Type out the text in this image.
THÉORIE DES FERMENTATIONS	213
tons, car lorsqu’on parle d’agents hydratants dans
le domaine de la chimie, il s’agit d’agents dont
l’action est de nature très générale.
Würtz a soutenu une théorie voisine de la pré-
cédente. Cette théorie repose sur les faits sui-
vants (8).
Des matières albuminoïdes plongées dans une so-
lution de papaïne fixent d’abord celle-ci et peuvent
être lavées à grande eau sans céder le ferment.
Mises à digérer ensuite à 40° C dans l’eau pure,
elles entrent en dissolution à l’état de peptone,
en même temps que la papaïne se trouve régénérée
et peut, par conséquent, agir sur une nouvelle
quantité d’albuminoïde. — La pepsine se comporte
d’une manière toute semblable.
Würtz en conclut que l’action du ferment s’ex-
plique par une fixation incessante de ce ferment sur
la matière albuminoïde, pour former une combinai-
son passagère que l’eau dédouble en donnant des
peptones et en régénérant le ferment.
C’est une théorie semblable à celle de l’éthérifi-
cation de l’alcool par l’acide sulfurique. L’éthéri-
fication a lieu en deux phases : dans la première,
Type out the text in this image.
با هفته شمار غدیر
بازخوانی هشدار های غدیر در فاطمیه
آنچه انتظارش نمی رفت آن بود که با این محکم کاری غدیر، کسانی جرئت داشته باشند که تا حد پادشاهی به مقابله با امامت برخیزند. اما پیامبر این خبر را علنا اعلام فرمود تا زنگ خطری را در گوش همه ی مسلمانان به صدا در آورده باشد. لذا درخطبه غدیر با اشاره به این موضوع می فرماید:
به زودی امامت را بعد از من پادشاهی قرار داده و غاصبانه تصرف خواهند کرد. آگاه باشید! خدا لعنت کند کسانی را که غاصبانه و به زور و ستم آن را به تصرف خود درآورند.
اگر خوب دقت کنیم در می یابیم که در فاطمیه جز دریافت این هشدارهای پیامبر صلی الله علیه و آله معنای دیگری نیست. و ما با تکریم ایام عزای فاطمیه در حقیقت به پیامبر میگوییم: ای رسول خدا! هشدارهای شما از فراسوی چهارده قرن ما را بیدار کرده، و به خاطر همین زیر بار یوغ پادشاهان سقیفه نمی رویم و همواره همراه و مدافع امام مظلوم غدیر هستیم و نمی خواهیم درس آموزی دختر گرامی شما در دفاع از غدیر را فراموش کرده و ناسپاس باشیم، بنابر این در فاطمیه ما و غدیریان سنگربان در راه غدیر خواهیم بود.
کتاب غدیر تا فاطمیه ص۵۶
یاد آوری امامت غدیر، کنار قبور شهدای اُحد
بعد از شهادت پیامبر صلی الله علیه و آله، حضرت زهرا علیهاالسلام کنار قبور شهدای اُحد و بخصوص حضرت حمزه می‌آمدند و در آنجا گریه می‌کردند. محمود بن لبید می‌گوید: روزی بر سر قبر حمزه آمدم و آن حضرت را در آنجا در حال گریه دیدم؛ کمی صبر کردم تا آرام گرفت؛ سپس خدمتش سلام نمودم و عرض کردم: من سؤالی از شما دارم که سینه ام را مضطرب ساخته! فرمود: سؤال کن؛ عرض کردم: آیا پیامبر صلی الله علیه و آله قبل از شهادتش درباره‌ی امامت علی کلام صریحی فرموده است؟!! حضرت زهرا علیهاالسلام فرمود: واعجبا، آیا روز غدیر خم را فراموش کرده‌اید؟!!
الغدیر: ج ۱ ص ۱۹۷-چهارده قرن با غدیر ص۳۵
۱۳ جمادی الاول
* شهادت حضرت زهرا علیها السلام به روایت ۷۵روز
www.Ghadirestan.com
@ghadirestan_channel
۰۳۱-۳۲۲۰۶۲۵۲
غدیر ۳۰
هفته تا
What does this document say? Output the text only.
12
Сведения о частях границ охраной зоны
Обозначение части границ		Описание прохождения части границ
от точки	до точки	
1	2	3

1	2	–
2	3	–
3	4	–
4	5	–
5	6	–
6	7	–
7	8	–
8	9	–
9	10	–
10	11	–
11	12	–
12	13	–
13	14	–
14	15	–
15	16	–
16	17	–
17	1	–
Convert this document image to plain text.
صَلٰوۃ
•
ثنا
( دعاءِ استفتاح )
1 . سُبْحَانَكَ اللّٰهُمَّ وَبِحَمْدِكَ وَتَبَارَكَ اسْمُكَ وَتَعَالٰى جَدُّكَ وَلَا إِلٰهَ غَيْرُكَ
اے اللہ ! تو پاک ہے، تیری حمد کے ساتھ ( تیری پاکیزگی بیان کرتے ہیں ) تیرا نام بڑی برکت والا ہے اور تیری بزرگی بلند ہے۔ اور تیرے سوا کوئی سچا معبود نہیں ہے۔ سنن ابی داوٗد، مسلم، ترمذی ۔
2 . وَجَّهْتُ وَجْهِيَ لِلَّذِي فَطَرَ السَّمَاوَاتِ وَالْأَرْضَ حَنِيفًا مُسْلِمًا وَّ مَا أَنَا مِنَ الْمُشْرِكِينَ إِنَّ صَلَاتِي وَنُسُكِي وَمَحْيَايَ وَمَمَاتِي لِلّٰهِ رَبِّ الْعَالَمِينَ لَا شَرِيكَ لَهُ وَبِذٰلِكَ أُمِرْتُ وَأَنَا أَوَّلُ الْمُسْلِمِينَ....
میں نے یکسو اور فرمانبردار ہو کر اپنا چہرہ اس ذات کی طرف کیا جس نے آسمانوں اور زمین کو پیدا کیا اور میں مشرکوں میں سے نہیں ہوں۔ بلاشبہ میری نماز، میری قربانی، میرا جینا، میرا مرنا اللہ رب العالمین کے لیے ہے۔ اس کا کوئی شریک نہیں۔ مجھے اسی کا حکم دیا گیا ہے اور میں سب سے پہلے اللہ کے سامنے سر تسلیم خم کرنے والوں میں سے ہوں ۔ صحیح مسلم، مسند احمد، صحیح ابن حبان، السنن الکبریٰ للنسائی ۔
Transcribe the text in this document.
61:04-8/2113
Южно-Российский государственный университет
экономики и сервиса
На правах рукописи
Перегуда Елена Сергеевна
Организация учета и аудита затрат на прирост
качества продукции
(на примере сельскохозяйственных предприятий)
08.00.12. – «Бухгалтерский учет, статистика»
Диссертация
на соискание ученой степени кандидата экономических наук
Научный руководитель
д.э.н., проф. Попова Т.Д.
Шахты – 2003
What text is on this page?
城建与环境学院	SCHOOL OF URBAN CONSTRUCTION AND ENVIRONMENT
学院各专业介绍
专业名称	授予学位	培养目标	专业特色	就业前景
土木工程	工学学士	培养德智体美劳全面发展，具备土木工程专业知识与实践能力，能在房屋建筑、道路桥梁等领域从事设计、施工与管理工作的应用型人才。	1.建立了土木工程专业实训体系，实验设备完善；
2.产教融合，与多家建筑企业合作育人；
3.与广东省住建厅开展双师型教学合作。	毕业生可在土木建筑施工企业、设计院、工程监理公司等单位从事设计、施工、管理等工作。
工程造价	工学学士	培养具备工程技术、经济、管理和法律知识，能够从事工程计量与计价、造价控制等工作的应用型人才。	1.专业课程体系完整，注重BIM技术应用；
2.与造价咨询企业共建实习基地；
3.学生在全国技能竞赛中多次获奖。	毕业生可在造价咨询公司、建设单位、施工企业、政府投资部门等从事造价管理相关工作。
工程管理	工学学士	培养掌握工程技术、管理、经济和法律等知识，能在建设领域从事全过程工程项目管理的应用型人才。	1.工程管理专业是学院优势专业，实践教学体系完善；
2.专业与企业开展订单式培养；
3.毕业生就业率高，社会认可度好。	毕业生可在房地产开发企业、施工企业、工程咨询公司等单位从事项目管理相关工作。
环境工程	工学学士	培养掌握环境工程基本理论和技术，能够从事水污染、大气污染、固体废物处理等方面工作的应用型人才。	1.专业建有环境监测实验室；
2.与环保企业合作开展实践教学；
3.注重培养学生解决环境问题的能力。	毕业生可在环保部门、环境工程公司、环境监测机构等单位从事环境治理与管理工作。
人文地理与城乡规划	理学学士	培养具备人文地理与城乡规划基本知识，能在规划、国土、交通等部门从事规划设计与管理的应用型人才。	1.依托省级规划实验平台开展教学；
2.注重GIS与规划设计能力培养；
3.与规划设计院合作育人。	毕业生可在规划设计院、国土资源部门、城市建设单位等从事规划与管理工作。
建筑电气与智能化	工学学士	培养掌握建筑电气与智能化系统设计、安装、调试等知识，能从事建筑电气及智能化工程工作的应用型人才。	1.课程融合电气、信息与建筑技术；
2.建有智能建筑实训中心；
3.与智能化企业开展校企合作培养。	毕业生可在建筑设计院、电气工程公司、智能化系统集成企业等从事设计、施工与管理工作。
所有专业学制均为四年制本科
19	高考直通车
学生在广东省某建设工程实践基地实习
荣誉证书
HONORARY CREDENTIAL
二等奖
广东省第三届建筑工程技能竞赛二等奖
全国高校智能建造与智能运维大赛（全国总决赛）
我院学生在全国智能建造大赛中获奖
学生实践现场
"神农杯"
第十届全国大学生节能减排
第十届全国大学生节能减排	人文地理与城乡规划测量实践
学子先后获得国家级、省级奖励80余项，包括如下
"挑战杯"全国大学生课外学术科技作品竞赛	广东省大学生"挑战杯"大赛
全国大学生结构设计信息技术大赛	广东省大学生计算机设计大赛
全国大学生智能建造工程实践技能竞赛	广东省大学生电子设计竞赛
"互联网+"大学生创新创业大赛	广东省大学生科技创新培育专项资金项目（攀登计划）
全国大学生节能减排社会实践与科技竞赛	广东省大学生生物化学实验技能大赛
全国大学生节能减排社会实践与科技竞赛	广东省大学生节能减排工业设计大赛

* * * * * * *

*Directive:* Of the lines above, how many hold the string "چهارده"? Answer with only the number.

*Solution to the problem:* 2